>> start

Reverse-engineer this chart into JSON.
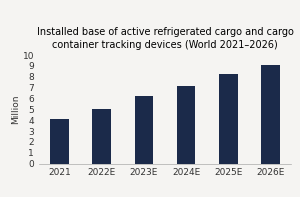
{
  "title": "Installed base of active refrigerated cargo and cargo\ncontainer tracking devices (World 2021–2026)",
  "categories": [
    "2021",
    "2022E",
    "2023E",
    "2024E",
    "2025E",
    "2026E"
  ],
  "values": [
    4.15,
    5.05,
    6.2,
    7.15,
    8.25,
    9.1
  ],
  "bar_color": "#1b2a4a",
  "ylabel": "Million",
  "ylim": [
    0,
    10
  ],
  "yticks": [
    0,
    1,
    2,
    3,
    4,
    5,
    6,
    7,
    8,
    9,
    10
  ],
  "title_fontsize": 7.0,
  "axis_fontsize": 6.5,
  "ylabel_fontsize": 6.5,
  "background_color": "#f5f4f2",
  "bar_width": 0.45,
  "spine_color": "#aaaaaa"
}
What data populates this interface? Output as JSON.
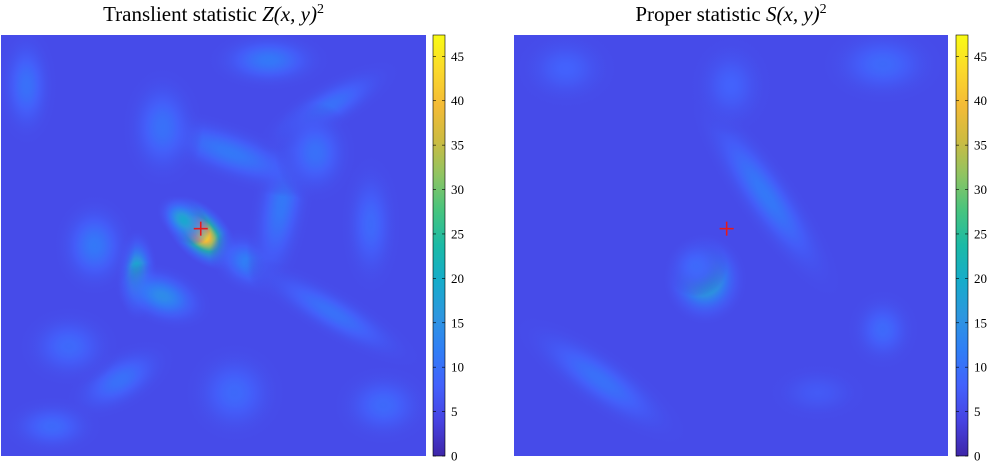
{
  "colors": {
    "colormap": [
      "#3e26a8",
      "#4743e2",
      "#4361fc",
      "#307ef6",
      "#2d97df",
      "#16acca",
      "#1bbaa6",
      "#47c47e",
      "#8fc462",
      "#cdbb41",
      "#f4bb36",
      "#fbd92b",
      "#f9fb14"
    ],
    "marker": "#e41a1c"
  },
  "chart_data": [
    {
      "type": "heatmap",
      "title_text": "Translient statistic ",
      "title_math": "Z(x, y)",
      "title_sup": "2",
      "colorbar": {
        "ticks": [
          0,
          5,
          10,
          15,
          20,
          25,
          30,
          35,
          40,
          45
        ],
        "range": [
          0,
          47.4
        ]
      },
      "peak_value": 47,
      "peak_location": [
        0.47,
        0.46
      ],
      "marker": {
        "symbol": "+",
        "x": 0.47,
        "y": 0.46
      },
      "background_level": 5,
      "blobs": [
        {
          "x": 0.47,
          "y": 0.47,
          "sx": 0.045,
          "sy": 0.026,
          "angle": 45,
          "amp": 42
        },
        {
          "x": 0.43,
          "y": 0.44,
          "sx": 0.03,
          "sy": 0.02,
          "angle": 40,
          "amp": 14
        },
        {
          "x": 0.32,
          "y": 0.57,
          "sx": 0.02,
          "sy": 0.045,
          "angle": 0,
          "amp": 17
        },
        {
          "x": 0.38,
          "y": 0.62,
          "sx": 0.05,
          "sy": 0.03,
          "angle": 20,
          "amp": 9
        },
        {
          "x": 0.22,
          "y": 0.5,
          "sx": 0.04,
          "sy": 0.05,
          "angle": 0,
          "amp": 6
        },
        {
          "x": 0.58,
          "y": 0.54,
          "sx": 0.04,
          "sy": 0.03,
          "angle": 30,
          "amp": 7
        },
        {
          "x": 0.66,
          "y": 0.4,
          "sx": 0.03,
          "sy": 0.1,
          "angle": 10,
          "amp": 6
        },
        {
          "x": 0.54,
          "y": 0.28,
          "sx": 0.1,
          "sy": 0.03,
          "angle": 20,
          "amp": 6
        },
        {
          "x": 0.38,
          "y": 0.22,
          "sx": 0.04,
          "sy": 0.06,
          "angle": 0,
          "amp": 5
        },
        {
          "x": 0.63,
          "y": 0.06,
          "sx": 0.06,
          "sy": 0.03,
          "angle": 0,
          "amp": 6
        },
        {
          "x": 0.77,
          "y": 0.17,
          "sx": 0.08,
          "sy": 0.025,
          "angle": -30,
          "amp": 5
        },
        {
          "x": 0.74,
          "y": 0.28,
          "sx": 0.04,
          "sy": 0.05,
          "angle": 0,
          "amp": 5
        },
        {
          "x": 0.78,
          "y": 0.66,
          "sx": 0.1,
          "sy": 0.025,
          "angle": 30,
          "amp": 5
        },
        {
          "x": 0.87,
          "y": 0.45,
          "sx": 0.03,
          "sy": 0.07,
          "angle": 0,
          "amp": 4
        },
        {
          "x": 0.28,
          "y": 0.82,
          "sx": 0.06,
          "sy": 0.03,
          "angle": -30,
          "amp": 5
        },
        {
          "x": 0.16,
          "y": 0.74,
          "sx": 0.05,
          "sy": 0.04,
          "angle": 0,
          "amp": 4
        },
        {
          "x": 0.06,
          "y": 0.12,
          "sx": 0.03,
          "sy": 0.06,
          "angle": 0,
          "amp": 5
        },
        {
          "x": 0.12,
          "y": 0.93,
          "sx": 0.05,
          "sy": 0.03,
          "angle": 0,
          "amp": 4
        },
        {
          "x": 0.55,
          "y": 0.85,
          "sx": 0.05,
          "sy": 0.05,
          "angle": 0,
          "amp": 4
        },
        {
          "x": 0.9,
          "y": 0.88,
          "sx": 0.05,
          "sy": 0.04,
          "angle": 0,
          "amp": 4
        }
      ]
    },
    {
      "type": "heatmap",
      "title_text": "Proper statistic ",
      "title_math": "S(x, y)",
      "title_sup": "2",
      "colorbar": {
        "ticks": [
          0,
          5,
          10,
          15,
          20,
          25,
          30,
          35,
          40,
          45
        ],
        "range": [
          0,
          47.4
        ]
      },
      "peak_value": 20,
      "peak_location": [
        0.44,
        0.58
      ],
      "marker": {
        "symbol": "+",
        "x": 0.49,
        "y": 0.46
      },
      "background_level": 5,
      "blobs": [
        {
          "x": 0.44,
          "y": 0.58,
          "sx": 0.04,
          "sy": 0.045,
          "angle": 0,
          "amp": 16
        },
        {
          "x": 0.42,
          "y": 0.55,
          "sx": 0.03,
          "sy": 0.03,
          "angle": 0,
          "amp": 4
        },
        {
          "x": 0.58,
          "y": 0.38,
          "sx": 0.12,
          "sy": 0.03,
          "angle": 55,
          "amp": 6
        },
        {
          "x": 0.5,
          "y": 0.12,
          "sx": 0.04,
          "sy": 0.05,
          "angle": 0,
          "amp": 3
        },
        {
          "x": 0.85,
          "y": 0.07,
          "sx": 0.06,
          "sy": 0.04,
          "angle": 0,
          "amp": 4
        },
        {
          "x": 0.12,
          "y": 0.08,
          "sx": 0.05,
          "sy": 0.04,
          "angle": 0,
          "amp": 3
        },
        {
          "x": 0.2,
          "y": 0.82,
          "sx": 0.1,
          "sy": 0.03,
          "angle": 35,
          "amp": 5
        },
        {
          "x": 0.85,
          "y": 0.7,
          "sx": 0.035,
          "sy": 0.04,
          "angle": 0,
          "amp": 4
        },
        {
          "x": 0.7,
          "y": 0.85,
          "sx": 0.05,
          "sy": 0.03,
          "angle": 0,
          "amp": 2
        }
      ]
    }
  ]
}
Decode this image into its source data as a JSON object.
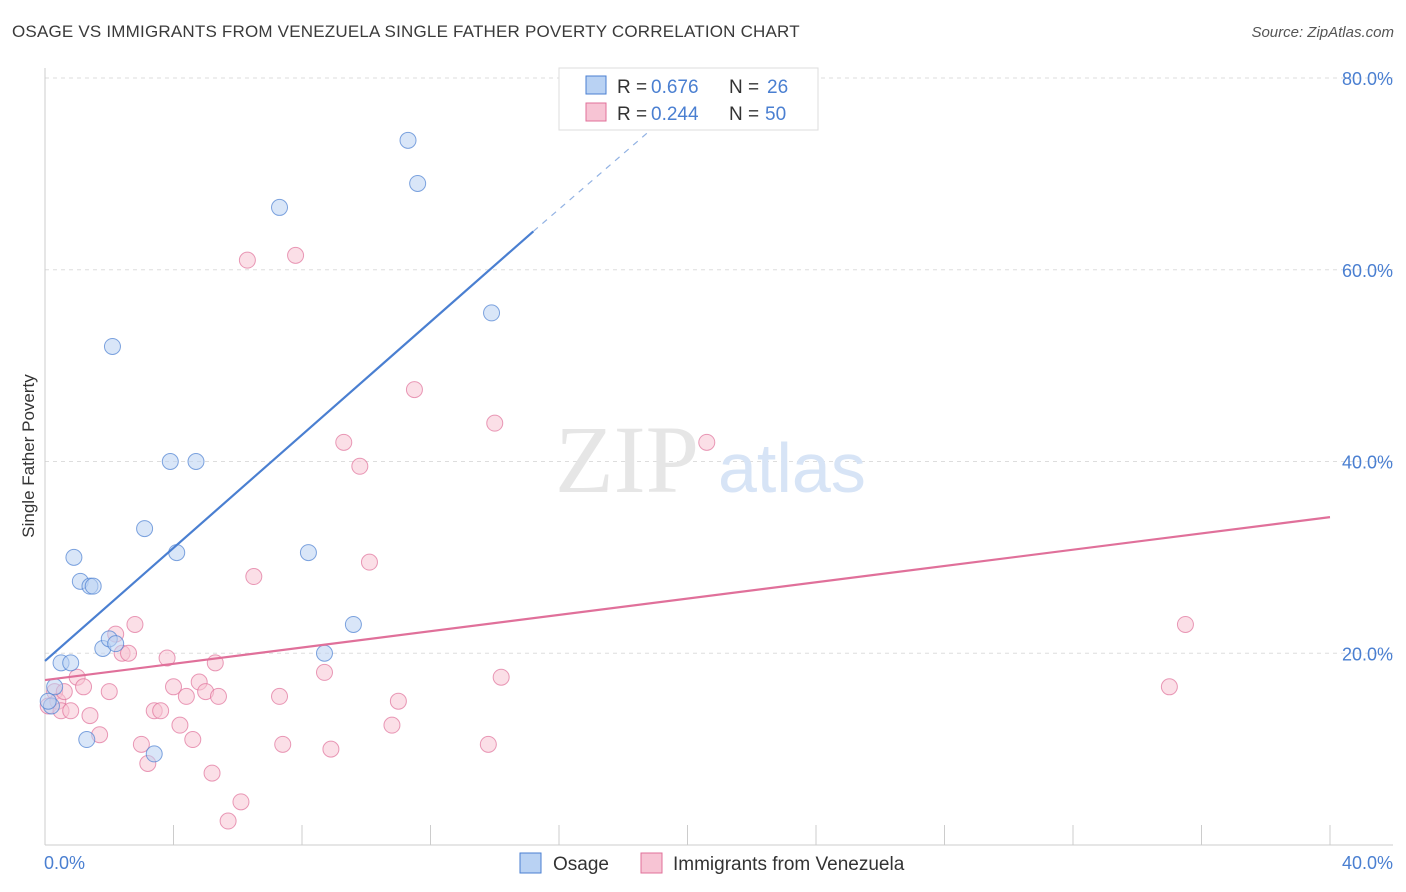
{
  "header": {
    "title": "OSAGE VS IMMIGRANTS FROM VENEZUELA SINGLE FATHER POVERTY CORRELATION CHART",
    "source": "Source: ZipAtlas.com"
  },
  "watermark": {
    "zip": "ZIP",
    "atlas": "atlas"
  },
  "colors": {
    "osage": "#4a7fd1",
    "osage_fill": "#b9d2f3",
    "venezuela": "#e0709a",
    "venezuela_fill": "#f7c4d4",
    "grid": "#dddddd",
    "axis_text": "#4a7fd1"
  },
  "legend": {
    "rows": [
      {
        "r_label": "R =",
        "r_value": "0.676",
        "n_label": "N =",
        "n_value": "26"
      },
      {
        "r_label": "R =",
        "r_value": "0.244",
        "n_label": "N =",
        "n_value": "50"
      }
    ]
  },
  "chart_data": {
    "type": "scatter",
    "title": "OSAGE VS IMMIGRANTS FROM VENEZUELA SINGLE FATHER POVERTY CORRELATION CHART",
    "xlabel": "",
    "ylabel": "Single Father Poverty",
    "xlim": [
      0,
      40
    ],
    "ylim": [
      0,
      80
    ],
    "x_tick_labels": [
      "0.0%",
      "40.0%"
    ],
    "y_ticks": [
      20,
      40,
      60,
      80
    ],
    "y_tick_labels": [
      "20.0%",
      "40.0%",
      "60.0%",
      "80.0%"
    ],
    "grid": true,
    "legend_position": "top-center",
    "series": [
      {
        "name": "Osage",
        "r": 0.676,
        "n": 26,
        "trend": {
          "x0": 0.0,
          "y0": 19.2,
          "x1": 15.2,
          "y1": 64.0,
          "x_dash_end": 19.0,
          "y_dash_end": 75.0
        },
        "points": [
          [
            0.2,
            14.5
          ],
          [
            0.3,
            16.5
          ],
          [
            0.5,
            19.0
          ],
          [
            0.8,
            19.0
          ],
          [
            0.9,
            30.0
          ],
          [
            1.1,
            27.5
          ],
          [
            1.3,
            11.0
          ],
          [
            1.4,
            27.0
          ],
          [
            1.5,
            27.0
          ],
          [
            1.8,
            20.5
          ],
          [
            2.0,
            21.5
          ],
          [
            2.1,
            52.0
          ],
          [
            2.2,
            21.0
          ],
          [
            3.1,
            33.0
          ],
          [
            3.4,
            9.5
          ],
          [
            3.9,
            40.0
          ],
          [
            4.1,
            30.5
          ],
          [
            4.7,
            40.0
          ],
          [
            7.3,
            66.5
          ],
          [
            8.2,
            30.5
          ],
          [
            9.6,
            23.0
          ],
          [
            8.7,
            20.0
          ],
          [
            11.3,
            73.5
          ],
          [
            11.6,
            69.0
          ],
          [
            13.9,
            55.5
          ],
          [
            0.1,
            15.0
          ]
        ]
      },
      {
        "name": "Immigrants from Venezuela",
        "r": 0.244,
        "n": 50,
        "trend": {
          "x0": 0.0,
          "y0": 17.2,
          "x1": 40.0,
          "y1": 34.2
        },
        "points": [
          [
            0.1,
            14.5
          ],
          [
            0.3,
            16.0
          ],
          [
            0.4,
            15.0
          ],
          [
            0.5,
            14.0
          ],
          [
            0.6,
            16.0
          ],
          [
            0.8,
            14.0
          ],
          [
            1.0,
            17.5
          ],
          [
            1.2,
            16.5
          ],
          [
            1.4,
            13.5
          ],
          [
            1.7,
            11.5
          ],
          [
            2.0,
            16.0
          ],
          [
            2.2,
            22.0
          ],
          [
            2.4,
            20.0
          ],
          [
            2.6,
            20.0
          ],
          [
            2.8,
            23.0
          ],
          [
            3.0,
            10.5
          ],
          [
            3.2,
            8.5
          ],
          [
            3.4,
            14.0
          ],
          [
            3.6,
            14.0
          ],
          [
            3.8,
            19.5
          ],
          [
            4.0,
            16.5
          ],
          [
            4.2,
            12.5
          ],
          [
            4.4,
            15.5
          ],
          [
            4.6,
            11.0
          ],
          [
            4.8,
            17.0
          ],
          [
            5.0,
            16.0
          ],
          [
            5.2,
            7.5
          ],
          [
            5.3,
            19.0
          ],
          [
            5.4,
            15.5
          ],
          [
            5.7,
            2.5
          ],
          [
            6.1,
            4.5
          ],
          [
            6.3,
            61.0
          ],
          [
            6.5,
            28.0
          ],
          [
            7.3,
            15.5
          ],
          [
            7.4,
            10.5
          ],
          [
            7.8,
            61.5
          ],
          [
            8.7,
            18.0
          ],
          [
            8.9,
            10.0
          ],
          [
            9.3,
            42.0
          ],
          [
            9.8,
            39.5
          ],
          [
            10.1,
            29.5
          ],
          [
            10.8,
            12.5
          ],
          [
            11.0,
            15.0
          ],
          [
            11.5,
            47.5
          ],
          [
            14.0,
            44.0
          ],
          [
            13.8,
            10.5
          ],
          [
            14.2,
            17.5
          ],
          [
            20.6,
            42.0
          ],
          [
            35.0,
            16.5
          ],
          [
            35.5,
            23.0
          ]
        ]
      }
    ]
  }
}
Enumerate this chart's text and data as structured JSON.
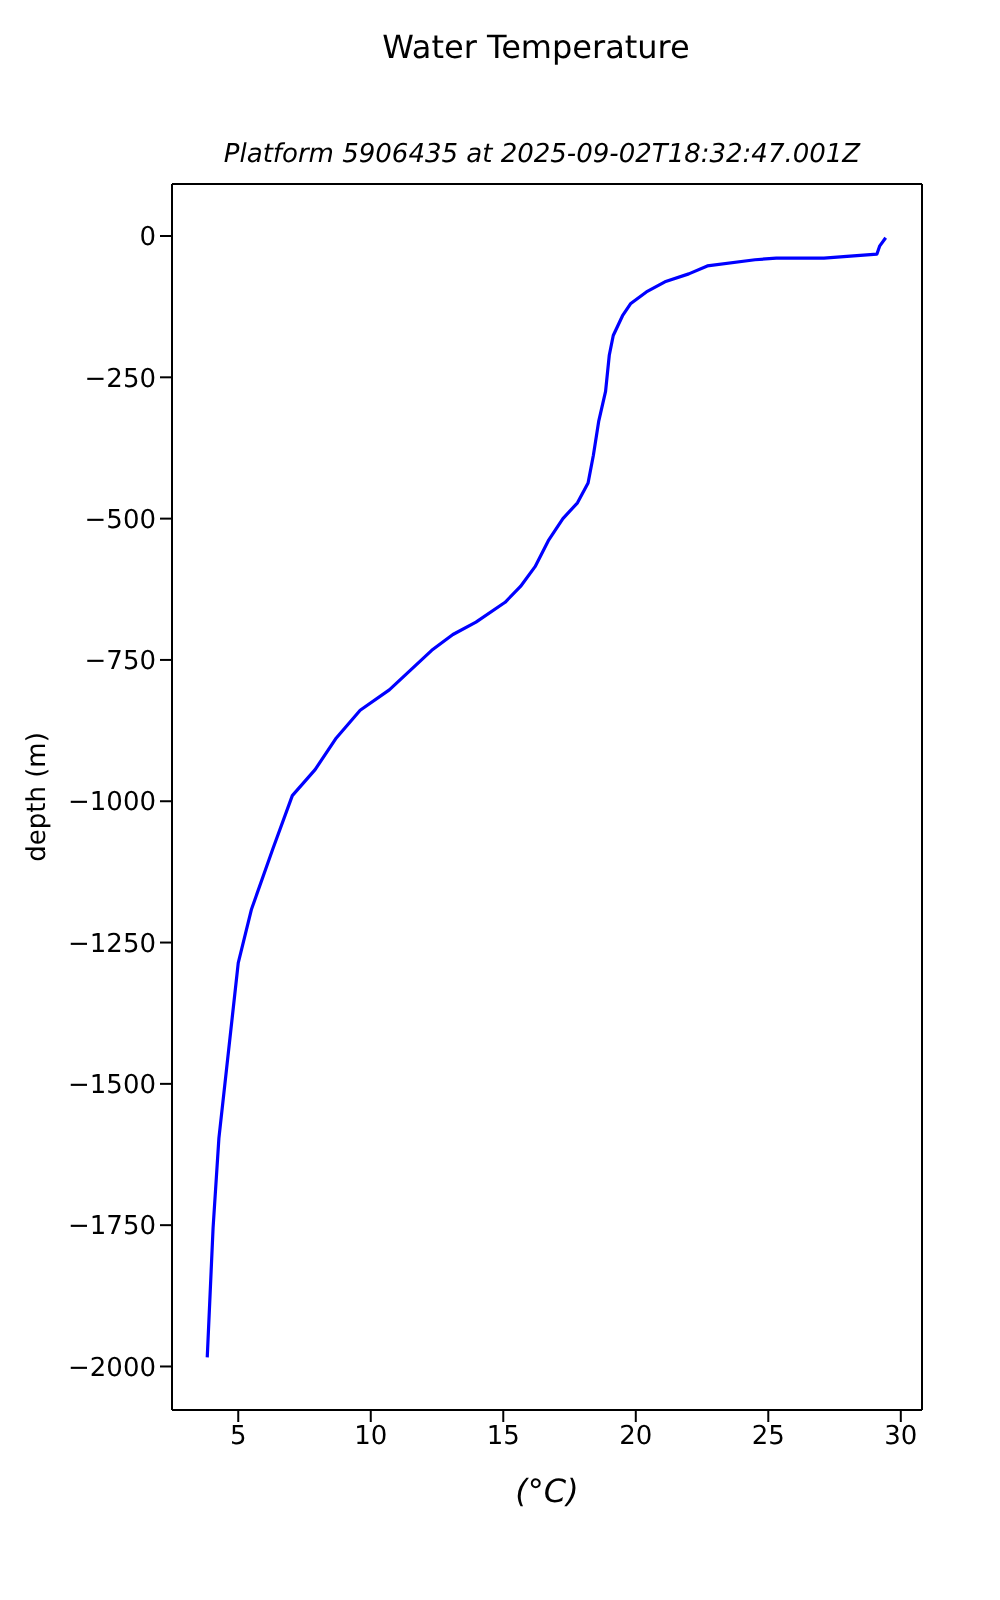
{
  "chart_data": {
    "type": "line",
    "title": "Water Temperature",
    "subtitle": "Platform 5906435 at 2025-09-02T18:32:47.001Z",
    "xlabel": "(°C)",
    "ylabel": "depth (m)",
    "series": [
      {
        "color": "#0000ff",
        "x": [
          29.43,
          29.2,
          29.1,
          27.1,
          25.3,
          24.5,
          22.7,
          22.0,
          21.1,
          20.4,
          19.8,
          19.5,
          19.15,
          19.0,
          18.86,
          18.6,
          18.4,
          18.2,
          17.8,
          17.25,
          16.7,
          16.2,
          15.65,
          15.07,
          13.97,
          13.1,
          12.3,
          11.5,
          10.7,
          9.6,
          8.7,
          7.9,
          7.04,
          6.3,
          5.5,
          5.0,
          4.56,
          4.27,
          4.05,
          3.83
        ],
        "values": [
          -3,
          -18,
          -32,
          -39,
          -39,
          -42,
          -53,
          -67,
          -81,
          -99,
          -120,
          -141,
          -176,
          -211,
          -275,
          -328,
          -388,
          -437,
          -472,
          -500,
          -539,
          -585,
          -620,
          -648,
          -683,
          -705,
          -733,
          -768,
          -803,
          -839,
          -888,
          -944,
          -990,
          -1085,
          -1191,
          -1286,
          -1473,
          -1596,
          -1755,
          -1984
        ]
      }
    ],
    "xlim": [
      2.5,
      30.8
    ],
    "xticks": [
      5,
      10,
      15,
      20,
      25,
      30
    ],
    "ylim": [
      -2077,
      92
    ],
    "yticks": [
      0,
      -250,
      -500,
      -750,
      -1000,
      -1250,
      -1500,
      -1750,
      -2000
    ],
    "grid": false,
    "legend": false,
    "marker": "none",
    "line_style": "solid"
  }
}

>> end

Without the pictures, repeat exactly the lines running from the line containing "Enumerate this chart's" through the end of the data, both ends included.

Task answer:
Enumerate this chart's text and data as structured JSON.
{
  "chart_data": {
    "type": "line",
    "title": "Water Temperature",
    "subtitle": "Platform 5906435 at 2025-09-02T18:32:47.001Z",
    "xlabel": "(°C)",
    "ylabel": "depth (m)",
    "series": [
      {
        "color": "#0000ff",
        "x": [
          29.43,
          29.2,
          29.1,
          27.1,
          25.3,
          24.5,
          22.7,
          22.0,
          21.1,
          20.4,
          19.8,
          19.5,
          19.15,
          19.0,
          18.86,
          18.6,
          18.4,
          18.2,
          17.8,
          17.25,
          16.7,
          16.2,
          15.65,
          15.07,
          13.97,
          13.1,
          12.3,
          11.5,
          10.7,
          9.6,
          8.7,
          7.9,
          7.04,
          6.3,
          5.5,
          5.0,
          4.56,
          4.27,
          4.05,
          3.83
        ],
        "values": [
          -3,
          -18,
          -32,
          -39,
          -39,
          -42,
          -53,
          -67,
          -81,
          -99,
          -120,
          -141,
          -176,
          -211,
          -275,
          -328,
          -388,
          -437,
          -472,
          -500,
          -539,
          -585,
          -620,
          -648,
          -683,
          -705,
          -733,
          -768,
          -803,
          -839,
          -888,
          -944,
          -990,
          -1085,
          -1191,
          -1286,
          -1473,
          -1596,
          -1755,
          -1984
        ]
      }
    ],
    "xlim": [
      2.5,
      30.8
    ],
    "xticks": [
      5,
      10,
      15,
      20,
      25,
      30
    ],
    "ylim": [
      -2077,
      92
    ],
    "yticks": [
      0,
      -250,
      -500,
      -750,
      -1000,
      -1250,
      -1500,
      -1750,
      -2000
    ],
    "grid": false,
    "legend": false,
    "marker": "none",
    "line_style": "solid"
  }
}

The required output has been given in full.